Edson Teles
Professor de Filosofia na Universidade Federal de São Paulo (Unifesp)
Não se sabe ao certo o fato disparador das ações do quebra-quebra no dia 4 de abril de 1983. Duas ou três mil pessoas se reuniram no Largo 13 de Maio, no bairro de Santo Amaro, em São Paulo. Pediam emprego e pareciam sentir que seriam ouvidos em vista do processo de redemocratização. Cerca de três semanas antes, os primeiros governadores eleitos desde o golpe de 1964 haviam tomado posse. Em São Paulo fora eleito Franco Montoro, do Partido do Movimento Democrático Brasileiro (PMDB), com a promessa de um governo participativo que respeitasse os direitos humanos.
◆ ◆ ◆ ◆ ◆ ◆ ◆
Reproduza sem nenhuma alteração a parte do trecho citado que começa com as palavras "Edson Teles" e termina com "os direitos humanos.". Baseie-se só no trecho citado.
◆ ◆ ◆ ◆ ◆ ◆ ◆
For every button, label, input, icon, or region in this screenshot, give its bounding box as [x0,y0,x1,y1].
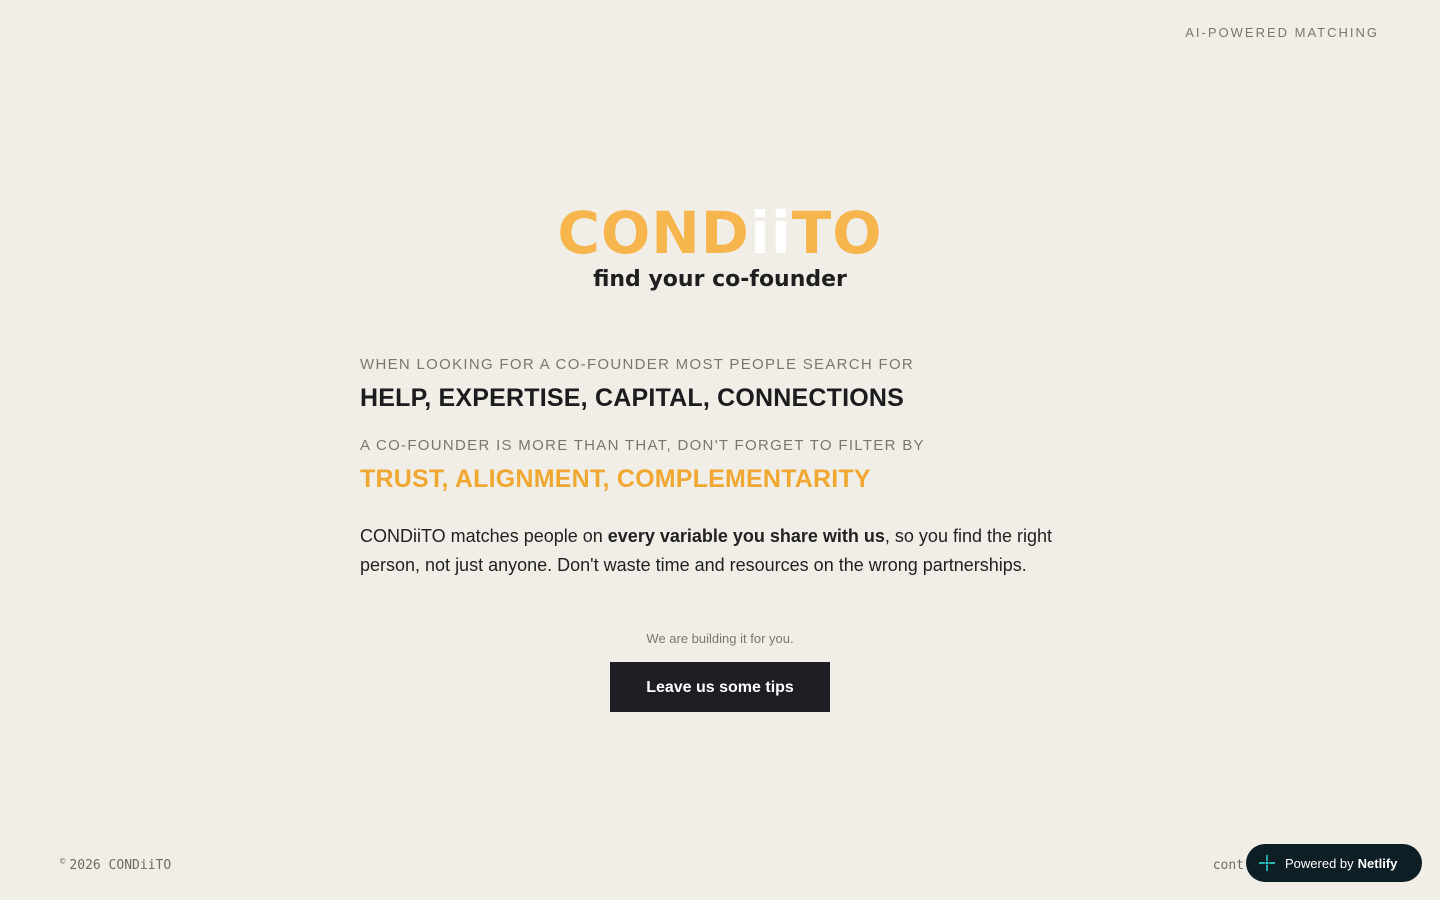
cta-note: We are building it for you. [646,631,794,646]
leave-tips-button[interactable]: Leave us some tips [610,662,830,712]
intro-body: CONDiiTO matches people on every variabl… [360,522,1080,580]
body-emphasis: every variable you share with us [607,526,885,546]
kicker-filter-by: A CO-FOUNDER IS MORE THAN THAT, DON'T FO… [360,437,925,454]
copyright-text: 2026 CONDiiTO [69,858,172,873]
netlify-spark-icon [1258,854,1276,872]
copyright-symbol: © [60,857,66,867]
footer-contact-link[interactable]: cont [1213,858,1244,873]
brand-tagline: find your co-founder [593,267,847,292]
condiito-logo: CONDiiTO [557,200,882,266]
headline-filter-by: TRUST, ALIGNMENT, COMPLEMENTARITY [360,465,871,493]
landing-page: AI-POWERED MATCHING CONDiiTO find your c… [0,0,1440,900]
logo-end: TO [791,199,883,267]
badge-brand: Netlify [1357,855,1398,871]
badge-prefix: Powered by [1285,855,1354,871]
logo-start: COND [557,199,750,267]
body-part-1: CONDiiTO matches people on [360,526,608,546]
logo-ii: ii [749,199,792,267]
footer-copyright: © 2026 CONDiiTO [60,857,171,873]
intro-section: WHEN LOOKING FOR A CO-FOUNDER MOST PEOPL… [360,356,1080,580]
kicker-search-for: WHEN LOOKING FOR A CO-FOUNDER MOST PEOPL… [360,356,915,373]
cta-section: We are building it for you. Leave us som… [0,631,1440,712]
netlify-badge[interactable]: Powered by Netlify [1246,844,1422,882]
headline-search-for: HELP, EXPERTISE, CAPITAL, CONNECTIONS [360,384,905,412]
header-tag: AI-POWERED MATCHING [1185,25,1379,40]
brand-block: CONDiiTO find your co-founder [0,200,1440,292]
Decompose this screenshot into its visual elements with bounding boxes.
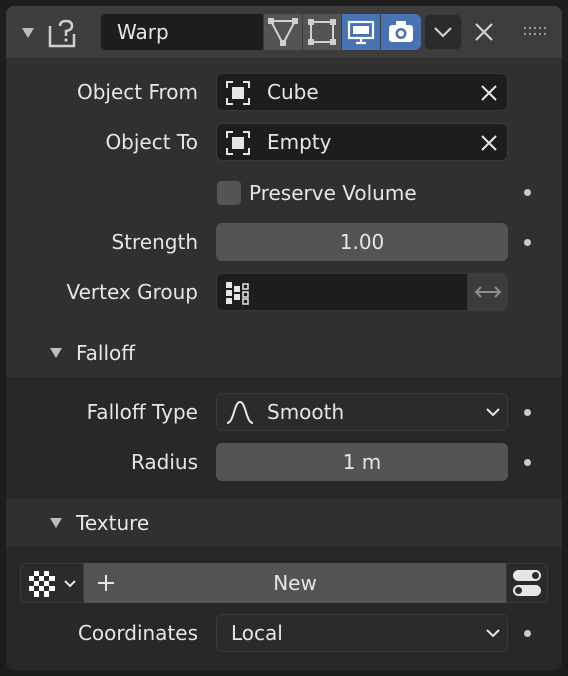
texture-subpanel-body: New Coordinates Local: [6, 547, 562, 670]
warp-modifier-icon: [48, 19, 76, 48]
collapse-triangle-icon[interactable]: [50, 348, 62, 358]
new-texture-button[interactable]: New: [84, 563, 506, 603]
keyframe-dot[interactable]: [524, 409, 531, 416]
falloff-type-dropdown[interactable]: Smooth: [216, 393, 508, 431]
collapse-triangle-icon[interactable]: [22, 28, 34, 38]
arrow-left-right-icon: [474, 286, 502, 298]
clear-object-from-icon[interactable]: [479, 83, 499, 103]
object-to-label: Object To: [105, 130, 198, 154]
radius-field[interactable]: 1 m: [216, 443, 508, 481]
clear-object-to-icon[interactable]: [479, 133, 499, 153]
vertex-group-icon: [226, 282, 249, 305]
object-icon: [226, 81, 250, 105]
coordinates-dropdown[interactable]: Local: [216, 614, 508, 652]
strength-label: Strength: [111, 230, 198, 254]
preserve-volume-label: Preserve Volume: [249, 181, 417, 205]
object-to-field[interactable]: Empty: [216, 123, 508, 161]
chevron-down-icon: [486, 629, 500, 638]
preserve-volume-checkbox[interactable]: [217, 181, 241, 205]
chevron-down-icon: [434, 27, 452, 38]
texture-properties-button[interactable]: [506, 563, 548, 603]
chevron-down-icon: [64, 580, 76, 588]
keyframe-dot[interactable]: [524, 189, 531, 196]
extra-options-dropdown[interactable]: [424, 14, 462, 50]
falloff-type-label: Falloff Type: [86, 400, 198, 424]
render-toggle[interactable]: [381, 14, 421, 50]
keyframe-dot[interactable]: [524, 630, 531, 637]
modifier-header: Warp: [6, 6, 562, 58]
strength-field[interactable]: 1.00: [216, 223, 508, 261]
viewport-toggle[interactable]: [342, 14, 380, 50]
falloff-subpanel-body: Falloff Type Smooth Radius 1 m: [6, 377, 562, 499]
close-icon[interactable]: [472, 20, 496, 44]
smooth-curve-icon: [226, 400, 254, 424]
camera-icon: [389, 21, 413, 42]
keyframe-dot[interactable]: [524, 459, 531, 466]
vertex-group-field[interactable]: [216, 273, 468, 311]
edit-mode-icon: [268, 18, 298, 47]
warp-modifier-panel: Warp Object From Cube Object To Empty Pr…: [6, 6, 562, 670]
coordinates-label: Coordinates: [77, 621, 198, 645]
radius-label: Radius: [130, 450, 198, 474]
monitor-icon: [347, 20, 375, 45]
checkerboard-texture-icon: [29, 571, 55, 597]
texture-browse-button[interactable]: [20, 563, 84, 603]
falloff-subpanel-header[interactable]: Falloff: [6, 330, 562, 376]
object-icon: [226, 131, 250, 155]
texture-subpanel-header[interactable]: Texture: [6, 500, 562, 546]
keyframe-dot[interactable]: [524, 239, 531, 246]
vertex-group-label: Vertex Group: [66, 280, 198, 304]
drag-handle-icon[interactable]: [524, 26, 546, 38]
invert-vertex-group-button[interactable]: [468, 273, 508, 311]
edit-mode-toggle[interactable]: [264, 14, 302, 50]
modifier-name-input[interactable]: Warp: [100, 13, 264, 51]
chevron-down-icon: [486, 408, 500, 417]
toggle-switches-icon: [513, 570, 541, 596]
object-from-field[interactable]: Cube: [216, 73, 508, 111]
cage-toggle[interactable]: [303, 14, 341, 50]
object-from-label: Object From: [76, 80, 198, 104]
collapse-triangle-icon[interactable]: [50, 518, 62, 528]
cage-icon: [308, 19, 336, 45]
◆ ◆ ◆ ◆ ◆ ◆ ◆
:: Resultado final ::
Edson Teles
Professor de Filosofia na Universidade Federal de São Paulo (Unifesp)
Não se sabe ao certo o fato disparador das ações do quebra-quebra no dia 4 de abril de 1983. Duas ou três mil pessoas se reuniram no Largo 13 de Maio, no bairro de Santo Amaro, em São Paulo. Pediam emprego e pareciam sentir que seriam ouvidos em vista do processo de redemocratização. Cerca de três semanas antes, os primeiros governadores eleitos desde o golpe de 1964 haviam tomado posse. Em São Paulo fora eleito Franco Montoro, do Partido do Movimento Democrático Brasileiro (PMDB), com a promessa de um governo participativo que respeitasse os direitos humanos.